Exercise description
Return the entries below verbatim. Pictures stay out.

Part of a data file
------------------------------------------------------------

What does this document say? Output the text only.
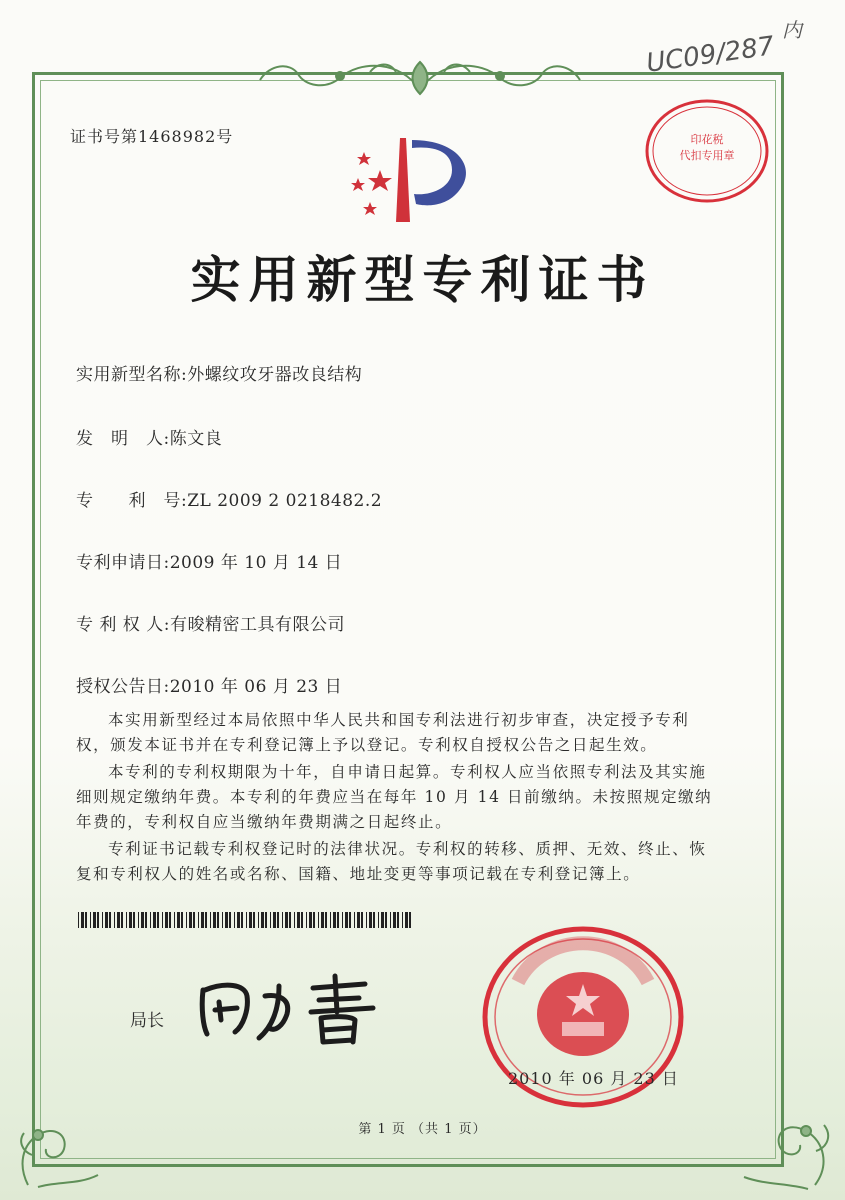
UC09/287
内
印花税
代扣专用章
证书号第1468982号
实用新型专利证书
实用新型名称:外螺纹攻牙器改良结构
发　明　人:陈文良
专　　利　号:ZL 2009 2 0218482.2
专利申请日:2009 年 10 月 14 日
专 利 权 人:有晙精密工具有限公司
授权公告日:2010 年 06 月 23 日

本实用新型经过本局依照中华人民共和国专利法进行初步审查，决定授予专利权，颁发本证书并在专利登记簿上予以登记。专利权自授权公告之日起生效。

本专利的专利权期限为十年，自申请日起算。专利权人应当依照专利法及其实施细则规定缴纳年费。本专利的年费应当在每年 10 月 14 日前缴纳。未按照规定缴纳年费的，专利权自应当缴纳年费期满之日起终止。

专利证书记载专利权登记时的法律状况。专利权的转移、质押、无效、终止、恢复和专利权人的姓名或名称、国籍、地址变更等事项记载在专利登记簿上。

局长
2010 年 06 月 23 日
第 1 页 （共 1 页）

------------------------------------------------------------

Output
What does this document say? Output the text only.
UC09/287
内
印花税
代扣专用章
证书号第1468982号
实用新型专利证书
实用新型名称:外螺纹攻牙器改良结构
发　明　人:陈文良
专　　利　号:ZL 2009 2 0218482.2
专利申请日:2009 年 10 月 14 日
专 利 权 人:有晙精密工具有限公司
授权公告日:2010 年 06 月 23 日

本实用新型经过本局依照中华人民共和国专利法进行初步审查，决定授予专利权，颁发本证书并在专利登记簿上予以登记。专利权自授权公告之日起生效。

本专利的专利权期限为十年，自申请日起算。专利权人应当依照专利法及其实施细则规定缴纳年费。本专利的年费应当在每年 10 月 14 日前缴纳。未按照规定缴纳年费的，专利权自应当缴纳年费期满之日起终止。

专利证书记载专利权登记时的法律状况。专利权的转移、质押、无效、终止、恢复和专利权人的姓名或名称、国籍、地址变更等事项记载在专利登记簿上。

局长
2010 年 06 月 23 日
第 1 页 （共 1 页）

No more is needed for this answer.